Les deux garçons portant la livrée de l'hôtel nous ont accompagnés jusqu'à la « solution de remplacement qui s'est imposée et qui vous donnera la meilleure satisfaction pour votre séjour ! ». L'Antica Panada est situé une centaine de mètres plus loin sur la Calle dei specchieri. En face du do Forni. Chambres confortables, décoration un peu toc de luxe. Nous passons une agréable nuit. Venise de nouveau et maman contente. 

Je me souviendrai de cette arrivée. Froid intense le matin en ouvrant ma fenêtre, mais froid vénitien.


Petite mésaventure somme toute bien sympathique, Je n'ai jamais pu faire de comparaison entre le Concordia et l'Antica Panada, mais ce fut confortable et les chambres formaient un petit appartement au deuxième étage du palazzo. Les notes de mon journal précisent qu'une fois changés, nos affaires installées, nous sommes allés déjeuner en face, au Do Forni. Une promenade autour de la Piazza, visite de San Marco puis un chocolat chaud au Florian où travaillait certainement mon cousin Sandro dont je ferai quelques mois plus tard la connaissance par le plus grand des hasards, mais y en a-t-il vraiment à Venise ou du moins dans ma vie à Venise ? Mon journal indique que nous sommes ensuite rentrés à l'hôtel pour nous préparer à la passeggiata et nous changer pour dîner. C'était la veille du carnaval balbutiant. Dîner dans une trattoria derrière l'église San Fantin, un restaurant où, quelques années plus tard, je me rendrais souvent, avec le galeriste Giuliano Graziussi, Arbit Blatas, Ludovico de Luigi et d'autres. En sortant, un brouillard très dense avait recouvert la ville. C'était magique. Tout semblait s'atténuer et se fondre dans l'air. Il faisait froid mais nous ne pouvions pas rentrer sans faire une promenade. Je voulais aller jusqu'à la Pointe de la Douane et voir ce que nous pouvions voir malgré cette nebbia intense. La Piazza semblait flotter sur des nuages bas. Le vent était tombé quand nous arrivions au môle, devant les colonnes de la Piazzetta. Il y avait dans l'air des senteurs étrangement envoûtantes. Magiques. La promenade qui longe les jardins royaux était presque vide, quelques couples qui se rendaient au Harry's Bar ou en venaient. Les vitrines donnaient à la rue une éclairage de fête. on aurait dirt qu'entre la lumière et le brouillard, une sorte de lutte était en train de se dérouler. Bien couverts, nous avions les mêmes impressions qui nous gagnent en montagne quand la lumière semble rendre le froid plus intense et que le confort des vêtements chauds et ouatés nous permet de garder à distance. nous avons ainsi marché jusque sur les Zattere.
***
• [CONSIGNE]: Citez le passage du récit sur Venise qui s'ouvre sur les mots contenant « Les deux garçons » et se termine par « et maman contente. ».

• [DONNÉES FOURNIES]:
***
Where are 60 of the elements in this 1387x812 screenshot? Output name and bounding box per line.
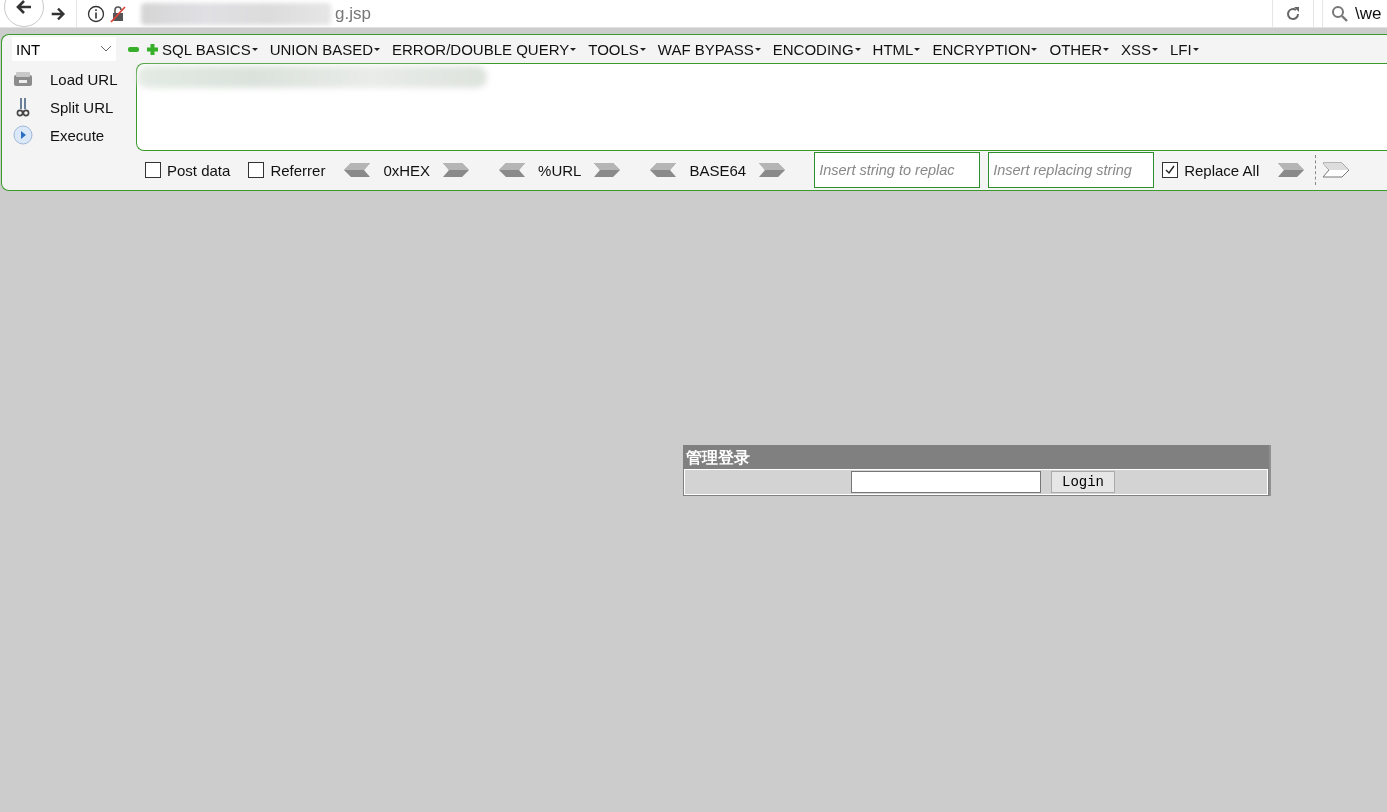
***
• [RÉSULTAT]:
Les deux garçons portant la livrée de l'hôtel nous ont accompagnés jusqu'à la « solution de remplacement qui s'est imposée et qui vous donnera la meilleure satisfaction pour votre séjour ! ». L'Antica Panada est situé une centaine de mètres plus loin sur la Calle dei specchieri. En face du do Forni. Chambres confortables, décoration un peu toc de luxe. Nous passons une agréable nuit. Venise de nouveau et maman contente.